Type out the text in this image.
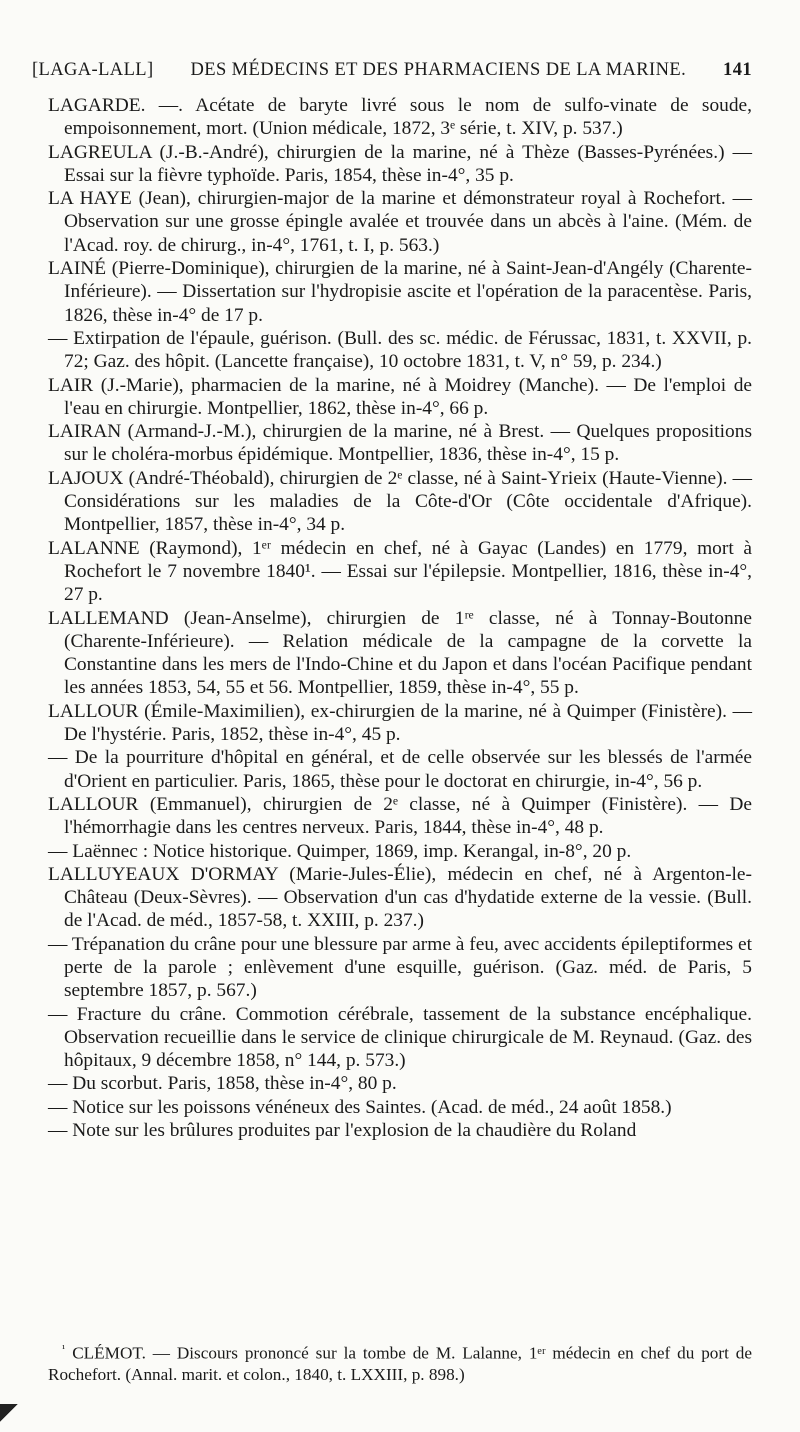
[LAGA-LALL]	DES MÉDECINS ET DES PHARMACIENS DE LA MARINE.	141

LAGARDE. —. Acétate de baryte livré sous le nom de sulfo-vinate de soude, empoisonnement, mort. (Union médicale, 1872, 3ᵉ série, t. XIV, p. 537.)

LAGREULA (J.-B.-André), chirurgien de la marine, né à Thèze (Basses-Pyrénées.) — Essai sur la fièvre typhoïde. Paris, 1854, thèse in-4°, 35 p.

LA HAYE (Jean), chirurgien-major de la marine et démonstrateur royal à Rochefort. — Observation sur une grosse épingle avalée et trouvée dans un abcès à l'aine. (Mém. de l'Acad. roy. de chirurg., in-4°, 1761, t. I, p. 563.)

LAINÉ (Pierre-Dominique), chirurgien de la marine, né à Saint-Jean-d'Angély (Charente-Inférieure). — Dissertation sur l'hydropisie ascite et l'opération de la paracentèse. Paris, 1826, thèse in-4° de 17 p.

— Extirpation de l'épaule, guérison. (Bull. des sc. médic. de Férussac, 1831, t. XXVII, p. 72; Gaz. des hôpit. (Lancette française), 10 octobre 1831, t. V, n° 59, p. 234.)

LAIR (J.-Marie), pharmacien de la marine, né à Moidrey (Manche). — De l'emploi de l'eau en chirurgie. Montpellier, 1862, thèse in-4°, 66 p.

LAIRAN (Armand-J.-M.), chirurgien de la marine, né à Brest. — Quelques propositions sur le choléra-morbus épidémique. Montpellier, 1836, thèse in-4°, 15 p.

LAJOUX (André-Théobald), chirurgien de 2ᵉ classe, né à Saint-Yrieix (Haute-Vienne). — Considérations sur les maladies de la Côte-d'Or (Côte occidentale d'Afrique). Montpellier, 1857, thèse in-4°, 34 p.

LALANNE (Raymond), 1ᵉʳ médecin en chef, né à Gayac (Landes) en 1779, mort à Rochefort le 7 novembre 1840¹. — Essai sur l'épilepsie. Montpellier, 1816, thèse in-4°, 27 p.

LALLEMAND (Jean-Anselme), chirurgien de 1ʳᵉ classe, né à Tonnay-Boutonne (Charente-Inférieure). — Relation médicale de la campagne de la corvette la Constantine dans les mers de l'Indo-Chine et du Japon et dans l'océan Pacifique pendant les années 1853, 54, 55 et 56. Montpellier, 1859, thèse in-4°, 55 p.

LALLOUR (Émile-Maximilien), ex-chirurgien de la marine, né à Quimper (Finistère). — De l'hystérie. Paris, 1852, thèse in-4°, 45 p.

— De la pourriture d'hôpital en général, et de celle observée sur les blessés de l'armée d'Orient en particulier. Paris, 1865, thèse pour le doctorat en chirurgie, in-4°, 56 p.

LALLOUR (Emmanuel), chirurgien de 2ᵉ classe, né à Quimper (Finistère). — De l'hémorrhagie dans les centres nerveux. Paris, 1844, thèse in-4°, 48 p.

— Laënnec : Notice historique. Quimper, 1869, imp. Kerangal, in-8°, 20 p.

LALLUYEAUX D'ORMAY (Marie-Jules-Élie), médecin en chef, né à Argenton-le-Château (Deux-Sèvres). — Observation d'un cas d'hydatide externe de la vessie. (Bull. de l'Acad. de méd., 1857-58, t. XXIII, p. 237.)

— Trépanation du crâne pour une blessure par arme à feu, avec accidents épileptiformes et perte de la parole ; enlèvement d'une esquille, guérison. (Gaz. méd. de Paris, 5 septembre 1857, p. 567.)

— Fracture du crâne. Commotion cérébrale, tassement de la substance encéphalique. Observation recueillie dans le service de clinique chirurgicale de M. Reynaud. (Gaz. des hôpitaux, 9 décembre 1858, n° 144, p. 573.)

— Du scorbut. Paris, 1858, thèse in-4°, 80 p.

— Notice sur les poissons vénéneux des Saintes. (Acad. de méd., 24 août 1858.)

— Note sur les brûlures produites par l'explosion de la chaudière du Roland

$^{^1}$ CLÉMOT. — Discours prononcé sur la tombe de M. Lalanne, 1ᵉʳ médecin en chef du port de Rochefort. (Annal. marit. et colon., 1840, t. LXXIII, p. 898.)
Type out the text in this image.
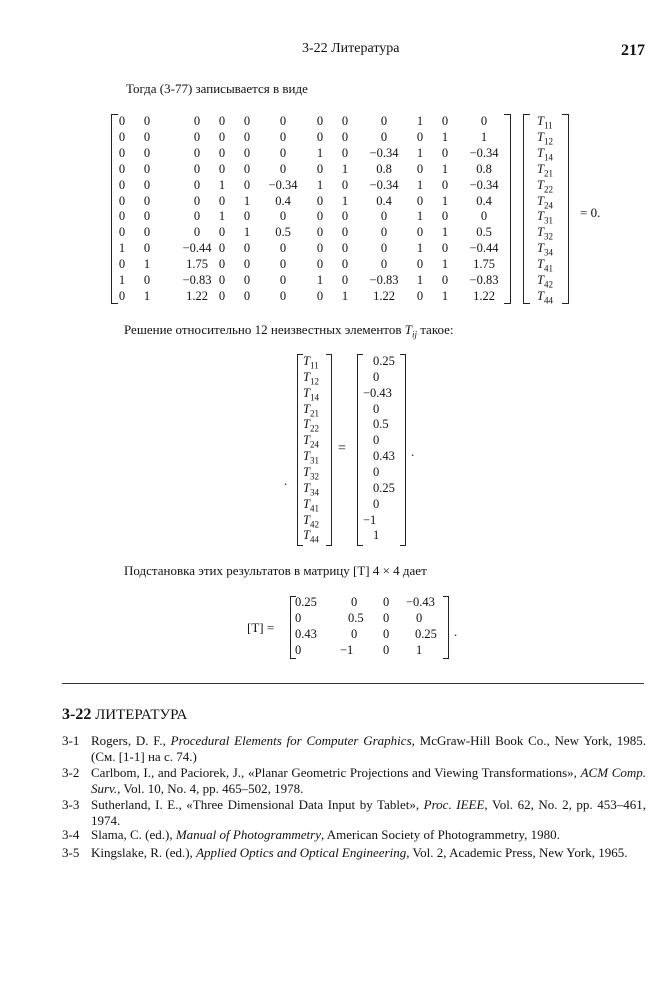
3-22 Литература	217
Тогда (3-77) записывается в виде
0 0	0 0 0 0 0 0	0 1 0	0
0 0	0 0 0 0 0 0	0 0 1	1
0 0	0 0 0 0 1 0 −0.34 1 0 −0.34
0 0	0 0 0 0 0 1 0.8 0 1 0.8
0 0	0 1 0 −0.34 1 0 −0.34 1 0 −0.34
0 0	0 0 1 0.4 0 1 0.4 0 1 0.4
0 0	0 1 0 0 0 0	0 1 0	0
0 0	0 0 1 0.5 0 0	0 0 1 0.5
1 0	−0.44 0 0 0 0 0	0 1 0 −0.44
0 1	1.75 0 0 0 0 0	0 0 1 1.75
1 0	−0.83 0 0 0 1 0 −0.83 1 0 −0.83
0 1	1.22 0 0 0 0 1 1.22 0 1 1.22
$T_{11}$
$T_{12}$
$T_{14}$
$T_{21}$
$T_{22}$
$T_{24}$
$T_{31}$
$T_{32}$
$T_{34}$
$T_{41}$
$T_{42}$
$T_{44}$
= 0.
Решение относительно 12 неизвестных элементов $T_{ij}$ такое:
$T_{11}$
$T_{12}$
$T_{14}$
$T_{21}$
$T_{22}$
$T_{24}$
$T_{31}$
$T_{32}$
$T_{34}$
$T_{41}$
$T_{42}$
$T_{44}$
.
=
0.25
0
−0.43
0
0.5
0
0.43
0
0.25
0
−1
1
.
Подстановка этих результатов в матрицу [T] 4 × 4 дает
[T] =
0.25	0 0 −0.43
0	0.5 0 0
0.43	0 0 0.25
0	−1 0 1
.
3-22 ЛИТЕРАТУРА
3-1 Rogers, D. F., Procedural Elements for Computer Graphics, McGraw-Hill Book Co., New York, 1985. (См. [1-1] на с. 74.)
3-2 Carlbom, I., and Paciorek, J., «Planar Geometric Projections and Viewing Transformations», ACM Comp. Surv., Vol. 10, No. 4, pp. 465–502, 1978.
3-3 Sutherland, I. E., «Three Dimensional Data Input by Tablet», Proc. IEEE, Vol. 62, No. 2, pp. 453–461, 1974.
3-4 Slama, C. (ed.), Manual of Photogrammetry, American Society of Photogrammetry, 1980.
3-5 Kingslake, R. (ed.), Applied Optics and Optical Engineering, Vol. 2, Academic Press, New York, 1965.
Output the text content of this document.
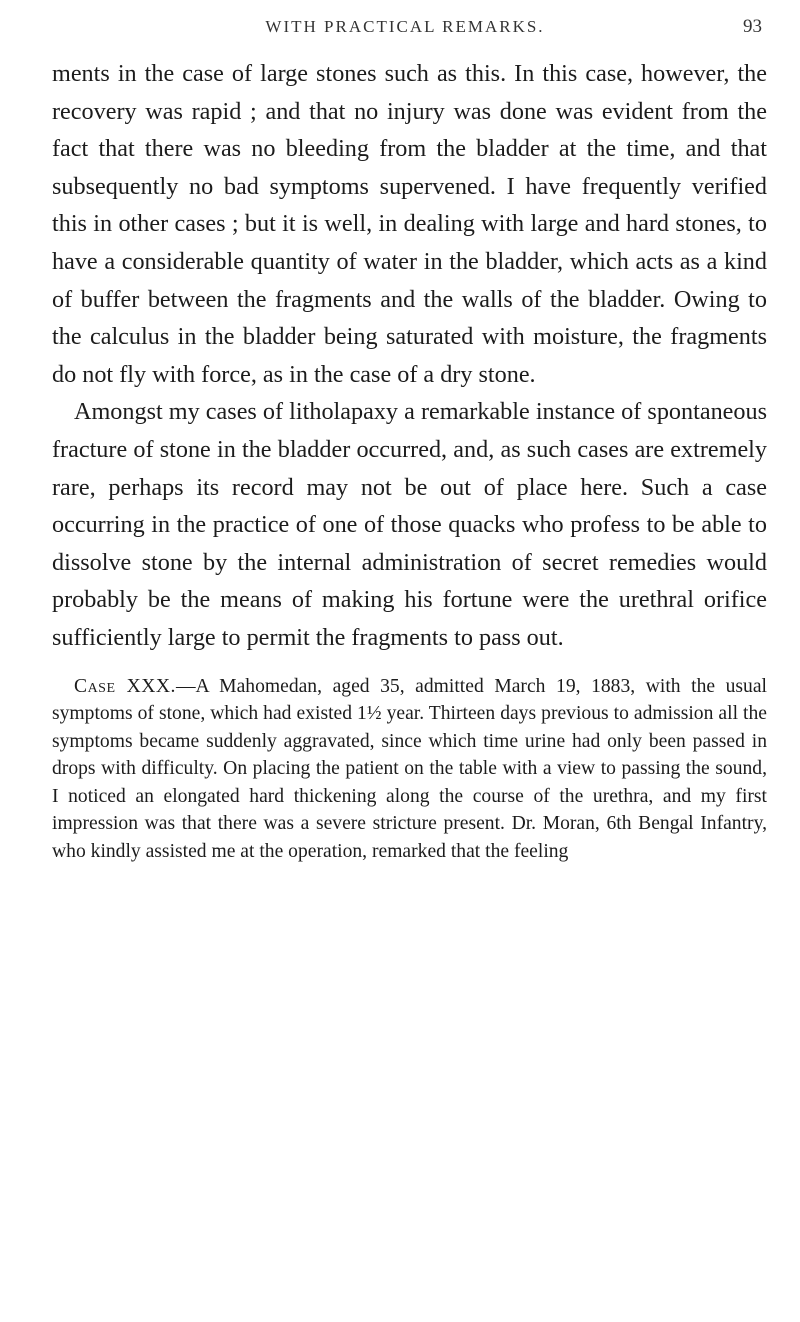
WITH PRACTICAL REMARKS.	93

ments in the case of large stones such as this. In this case, however, the recovery was rapid ; and that no injury was done was evident from the fact that there was no bleeding from the bladder at the time, and that subsequently no bad symptoms supervened. I have frequently verified this in other cases ; but it is well, in dealing with large and hard stones, to have a considerable quantity of water in the bladder, which acts as a kind of buffer between the fragments and the walls of the bladder. Owing to the calculus in the bladder being saturated with moisture, the fragments do not fly with force, as in the case of a dry stone.

Amongst my cases of litholapaxy a remarkable instance of spontaneous fracture of stone in the bladder occurred, and, as such cases are extremely rare, perhaps its record may not be out of place here. Such a case occurring in the practice of one of those quacks who profess to be able to dissolve stone by the internal administration of secret remedies would probably be the means of making his fortune were the urethral orifice sufficiently large to permit the fragments to pass out.

Case XXX.—A Mahomedan, aged 35, admitted March 19, 1883, with the usual symptoms of stone, which had existed 1½ year. Thirteen days previous to admission all the symptoms became suddenly aggravated, since which time urine had only been passed in drops with difficulty. On placing the patient on the table with a view to passing the sound, I noticed an elongated hard thickening along the course of the urethra, and my first impression was that there was a severe stricture present. Dr. Moran, 6th Bengal Infantry, who kindly assisted me at the operation, remarked that the feeling
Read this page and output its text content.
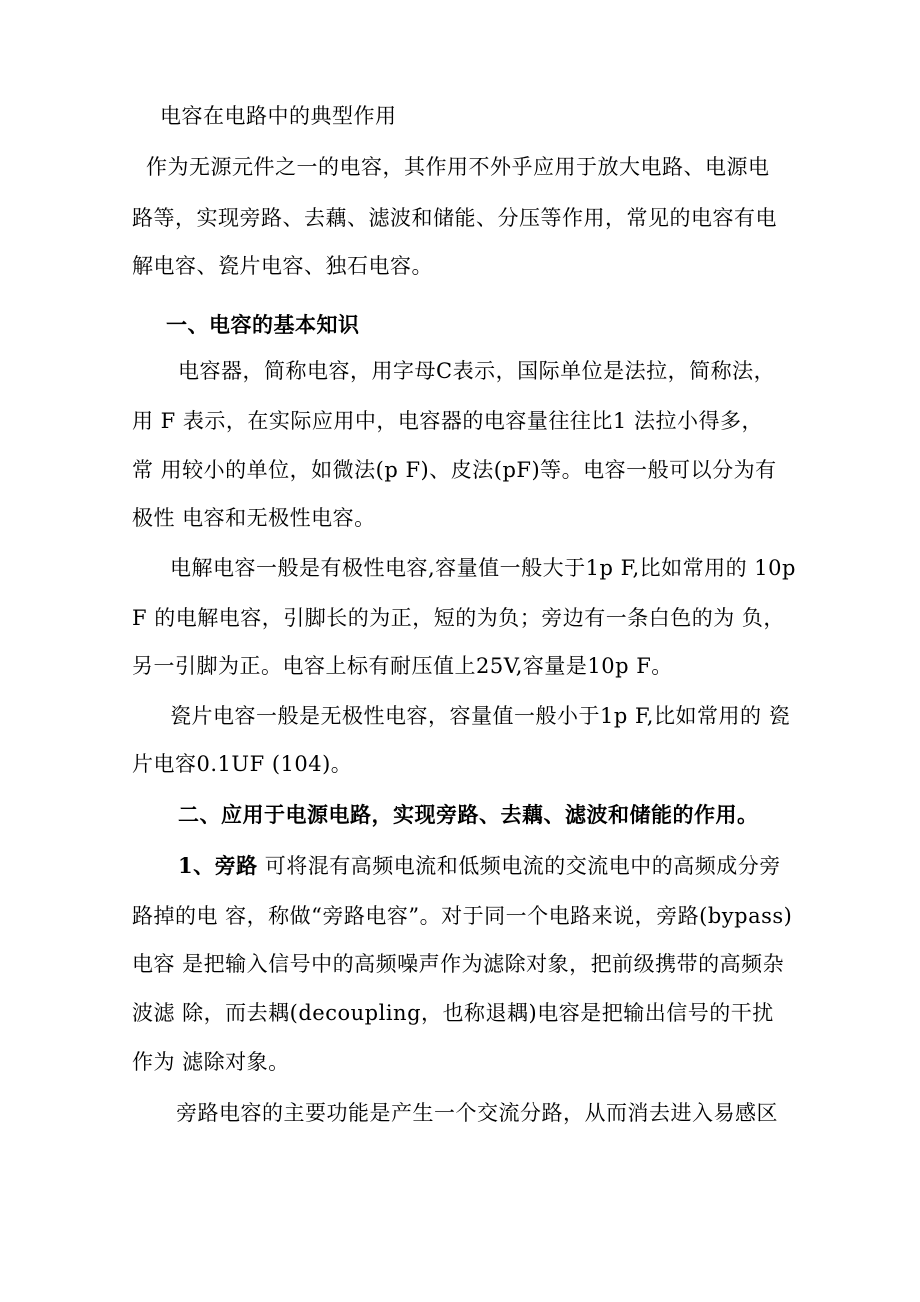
电容在电路中的典型作用
作为无源元件之一的电容，其作用不外乎应用于放大电路、电源电
路等，实现旁路、去藕、滤波和储能、分压等作用，常见的电容有电
解电容、瓷片电容、独石电容。
一、电容的基本知识
电容器，简称电容，用字母C表示，国际单位是法拉，简称法，
用 F 表示，在实际应用中，电容器的电容量往往比1 法拉小得多，
常 用较小的单位，如微法(p F)、皮法(pF)等。电容一般可以分为有
极性 电容和无极性电容。
电解电容一般是有极性电容,容量值一般大于1p F,比如常用的 10p
F 的电解电容，引脚长的为正，短的为负；旁边有一条白色的为 负，
另一引脚为正。电容上标有耐压值上25V,容量是10p F。
瓷片电容一般是无极性电容，容量值一般小于1p F,比如常用的 瓷
片电容0.1UF (104)。
二、应用于电源电路，实现旁路、去藕、滤波和储能的作用。
1、旁路 可将混有高频电流和低频电流的交流电中的高频成分旁
路掉的电 容，称做“旁路电容”。对于同一个电路来说，旁路(bypass)
电容 是把输入信号中的高频噪声作为滤除对象，把前级携带的高频杂
波滤 除，而去耦(decoupling，也称退耦)电容是把输出信号的干扰
作为 滤除对象。
旁路电容的主要功能是产生一个交流分路，从而消去进入易感区
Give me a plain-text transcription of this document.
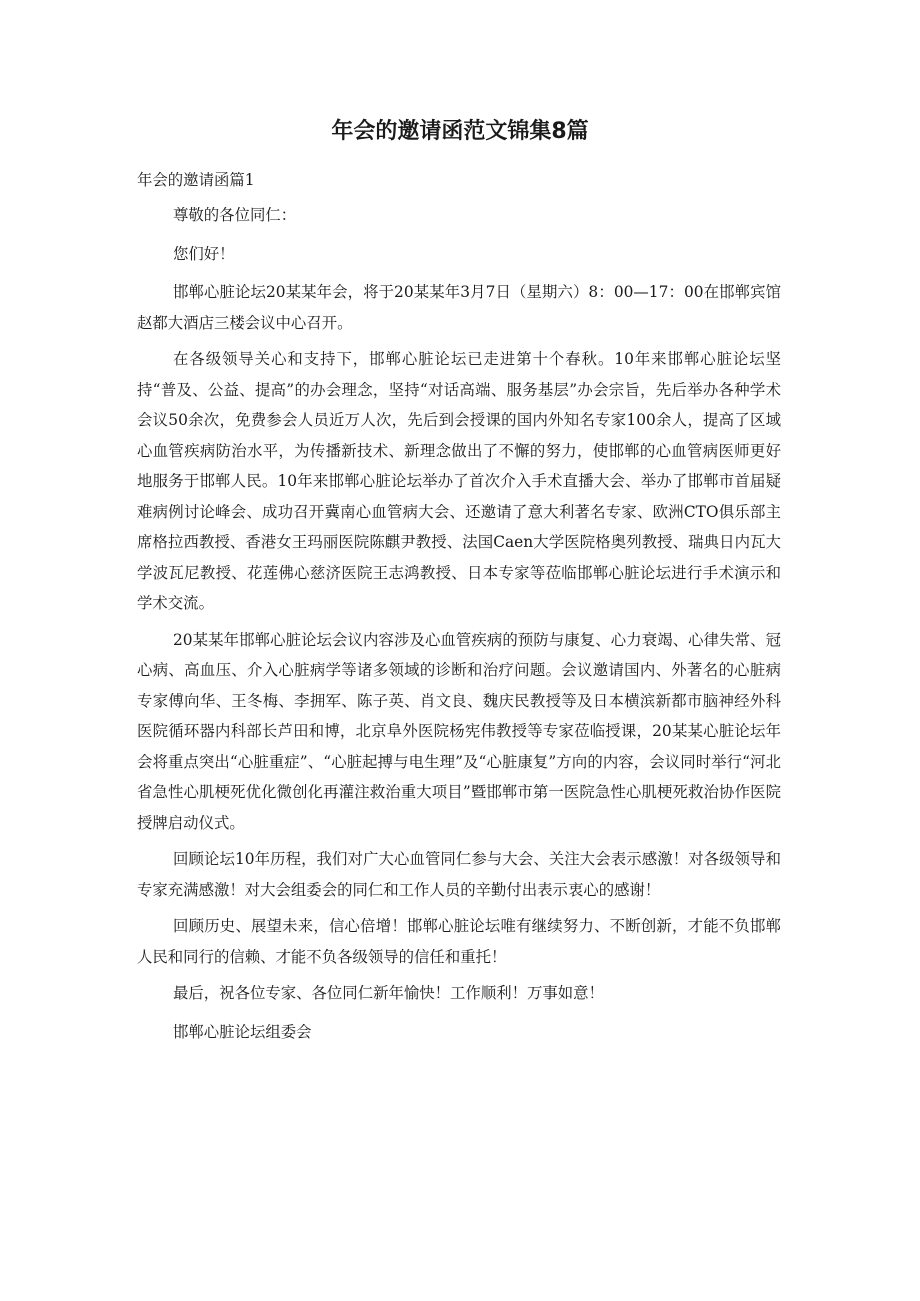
年会的邀请函范文锦集8篇

年会的邀请函篇1

尊敬的各位同仁：

您们好！

邯郸心脏论坛20某某年会，将于20某某年3月7日（星期六）8：00—17：00在邯郸宾馆赵都大酒店三楼会议中心召开。

在各级领导关心和支持下，邯郸心脏论坛已走进第十个春秋。10年来邯郸心脏论坛坚持“普及、公益、提高”的办会理念，坚持“对话高端、服务基层”办会宗旨，先后举办各种学术会议50余次，免费参会人员近万人次，先后到会授课的国内外知名专家100余人，提高了区域心血管疾病防治水平，为传播新技术、新理念做出了不懈的努力，使邯郸的心血管病医师更好地服务于邯郸人民。10年来邯郸心脏论坛举办了首次介入手术直播大会、举办了邯郸市首届疑难病例讨论峰会、成功召开冀南心血管病大会、还邀请了意大利著名专家、欧洲CTO俱乐部主席格拉西教授、香港女王玛丽医院陈麒尹教授、法国Caen大学医院格奥列教授、瑞典日内瓦大学波瓦尼教授、花莲佛心慈济医院王志鸿教授、日本专家等莅临邯郸心脏论坛进行手术演示和学术交流。

20某某年邯郸心脏论坛会议内容涉及心血管疾病的预防与康复、心力衰竭、心律失常、冠心病、高血压、介入心脏病学等诸多领域的诊断和治疗问题。会议邀请国内、外著名的心脏病专家傅向华、王冬梅、李拥军、陈子英、肖文良、魏庆民教授等及日本横滨新都市脑神经外科医院循环器内科部长芦田和博，北京阜外医院杨宪伟教授等专家莅临授课，20某某心脏论坛年会将重点突出“心脏重症”、“心脏起搏与电生理”及“心脏康复”方向的内容，会议同时举行“河北省急性心肌梗死优化微创化再灌注救治重大项目”暨邯郸市第一医院急性心肌梗死救治协作医院授牌启动仪式。

回顾论坛10年历程，我们对广大心血管同仁参与大会、关注大会表示感激！对各级领导和专家充满感激！对大会组委会的同仁和工作人员的辛勤付出表示衷心的感谢！

回顾历史、展望未来，信心倍增！邯郸心脏论坛唯有继续努力、不断创新，才能不负邯郸人民和同行的信赖、才能不负各级领导的信任和重托！

最后，祝各位专家、各位同仁新年愉快！工作顺利！万事如意！

邯郸心脏论坛组委会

*-*-*

:: INSTRUCTIONS TO FOLLOW ::
Check each line of the records for the word "Quimper", and show the lines that contain it.

:: TASK OUTPUT ::
LALLOUR (Émile-Maximilien), ex-chirurgien de la marine, né à Quimper (Finistère). — De l'hystérie. Paris, 1852, thèse in-4°, 45 p.
LALLOUR (Emmanuel), chirurgien de 2ᵉ classe, né à Quimper (Finistère). — De l'hémorrhagie dans les centres nerveux. Paris, 1844, thèse in-4°, 48 p.
— Laënnec : Notice historique. Quimper, 1869, imp. Kerangal, in-8°, 20 p.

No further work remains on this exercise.